◆ WORK TO COMPLETE: Return all lines from the listing below in which the string "icon" occurs.

◆ RECORD SET:
+ + + + +

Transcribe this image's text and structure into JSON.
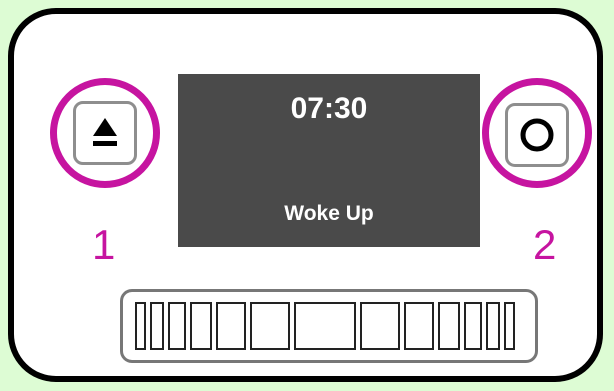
{
  "screen": {
    "time": "07:30",
    "status": "Woke Up"
  },
  "buttons": [
    {
      "label": "1",
      "icon": "eject-icon"
    },
    {
      "label": "2",
      "icon": "record-circle-icon"
    }
  ],
  "colors": {
    "background": "#ddfcd4",
    "highlight_ring": "#c614a0",
    "screen": "#4a4a4a"
  },
  "slot": {
    "segments": 13
  }
}
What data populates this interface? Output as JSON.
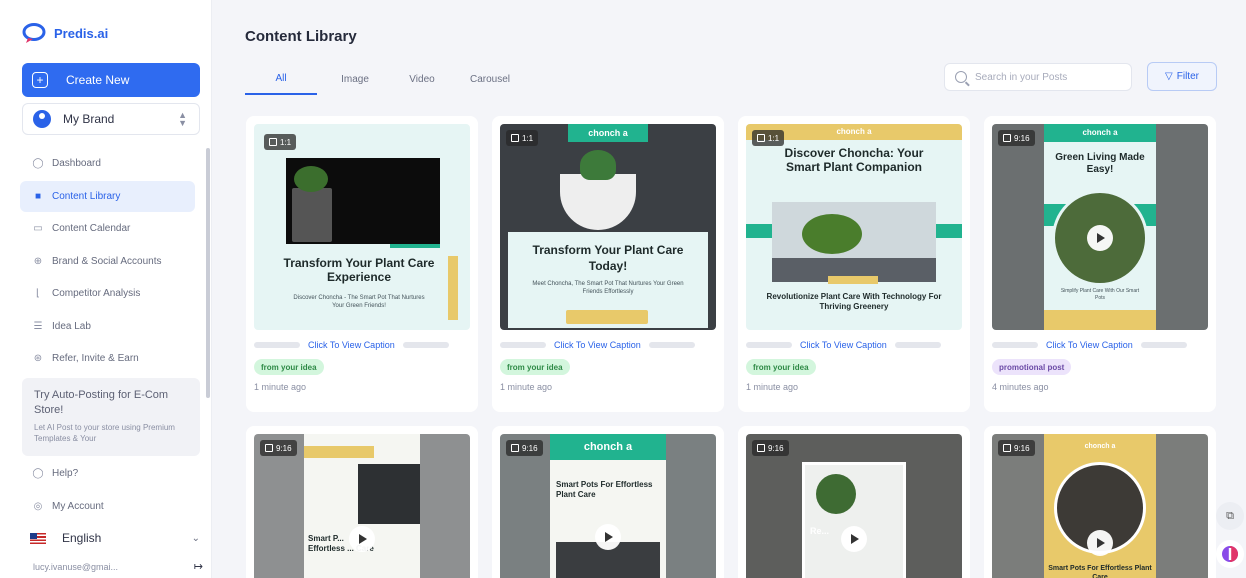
{
  "app": {
    "logo_text": "Predis.ai",
    "brand_color": "#2f6bf0"
  },
  "sidebar": {
    "create_label": "Create New",
    "brand_label": "My Brand",
    "items": [
      {
        "label": "Dashboard",
        "icon": "dashboard-icon"
      },
      {
        "label": "Content Library",
        "icon": "library-icon",
        "active": true
      },
      {
        "label": "Content Calendar",
        "icon": "calendar-icon"
      },
      {
        "label": "Brand & Social Accounts",
        "icon": "globe-icon"
      },
      {
        "label": "Competitor Analysis",
        "icon": "chart-icon"
      },
      {
        "label": "Idea Lab",
        "icon": "bulb-icon"
      },
      {
        "label": "Refer, Invite & Earn",
        "icon": "gift-icon"
      }
    ],
    "promo": {
      "title": "Try Auto-Posting for E-Com Store!",
      "text": "Let AI Post to your store using Premium Templates & Your"
    },
    "bottom_items": [
      {
        "label": "Help?",
        "icon": "help-icon"
      },
      {
        "label": "My Account",
        "icon": "account-icon"
      }
    ],
    "language": "English",
    "user_email": "lucy.ivanuse@gmai..."
  },
  "main": {
    "title": "Content Library",
    "tabs": [
      "All",
      "Image",
      "Video",
      "Carousel"
    ],
    "search_placeholder": "Search in your Posts",
    "filter_label": "Filter"
  },
  "cards": [
    {
      "ratio": "1:1",
      "caption": "Click To View Caption",
      "tag": "from your idea",
      "time": "1 minute ago",
      "headline": "Transform Your Plant Care Experience",
      "sub": "Discover Choncha - The Smart Pot That Nurtures Your Green Friends!"
    },
    {
      "ratio": "1:1",
      "caption": "Click To View Caption",
      "tag": "from your idea",
      "time": "1 minute ago",
      "brand": "chonch a",
      "headline": "Transform Your Plant Care Today!",
      "sub": "Meet Choncha, The Smart Pot That Nurtures Your Green Friends Effortlessly"
    },
    {
      "ratio": "1:1",
      "caption": "Click To View Caption",
      "tag": "from your idea",
      "time": "1 minute ago",
      "brand": "chonch a",
      "headline": "Discover Choncha: Your Smart Plant Companion",
      "sub": "Revolutionize Plant Care With Technology For Thriving Greenery"
    },
    {
      "ratio": "9:16",
      "caption": "Click To View Caption",
      "tag": "promotional post",
      "time": "4 minutes ago",
      "brand": "chonch a",
      "headline": "Green Living Made Easy!",
      "sub": "Simplify Plant Care With Our Smart Pots"
    },
    {
      "ratio": "9:16",
      "headline": "Smart P... Effortless ... Care"
    },
    {
      "ratio": "9:16",
      "brand": "chonch a",
      "headline": "Smart Pots For Effortless Plant Care"
    },
    {
      "ratio": "9:16",
      "headline": "Re..."
    },
    {
      "ratio": "9:16",
      "brand": "chonch a",
      "headline": "Smart Pots For Effortless Plant Care"
    }
  ]
}
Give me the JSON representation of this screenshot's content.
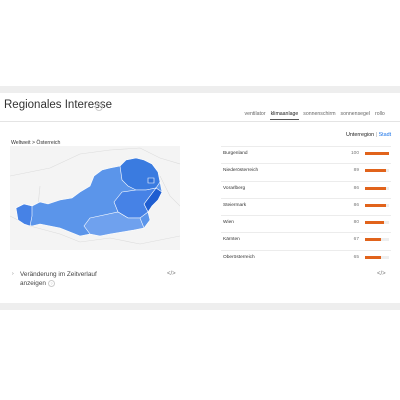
{
  "section": {
    "title": "Regionales Interesse",
    "tabs": [
      {
        "label": "ventilator",
        "active": false
      },
      {
        "label": "klimaanlage",
        "active": true
      },
      {
        "label": "sonnenschirm",
        "active": false
      },
      {
        "label": "sonnensegel",
        "active": false
      },
      {
        "label": "rollo",
        "active": false
      }
    ]
  },
  "map": {
    "breadcrumb": "Weltweit > Österreich",
    "fill_color": "#4d8be8",
    "highlight_color": "#2f6fd6"
  },
  "regions": {
    "toggle_selected": "Unterregion",
    "toggle_separator": "|",
    "toggle_other": "Stadt",
    "bar_color": "#e1631b",
    "rows": [
      {
        "name": "Burgenland",
        "value": "100",
        "fraction": 1.0
      },
      {
        "name": "Niederösterreich",
        "value": "89",
        "fraction": 0.89
      },
      {
        "name": "Vorarlberg",
        "value": "86",
        "fraction": 0.86
      },
      {
        "name": "Steiermark",
        "value": "86",
        "fraction": 0.86
      },
      {
        "name": "Wien",
        "value": "80",
        "fraction": 0.8
      },
      {
        "name": "Kärnten",
        "value": "67",
        "fraction": 0.67
      },
      {
        "name": "Oberösterreich",
        "value": "65",
        "fraction": 0.65
      }
    ]
  },
  "footer": {
    "expand_line1": "Veränderung im Zeitverlauf",
    "expand_line2": "anzeigen",
    "embed_icon": "code-embed-icon"
  }
}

+ + + + +

◆ EXERCISE OUTPUT:
      "icon": "eject-icon"
      "icon": "record-circle-icon"
        "icon": "dashboard-icon"
        "icon": "library-icon",
        "icon": "calendar-icon"
        "icon": "globe-icon"
        "icon": "chart-icon"
        "icon": "bulb-icon"
        "icon": "gift-icon"
        "icon": "help-icon"
        "icon": "account-icon"
    "embed_icon": "code-embed-icon"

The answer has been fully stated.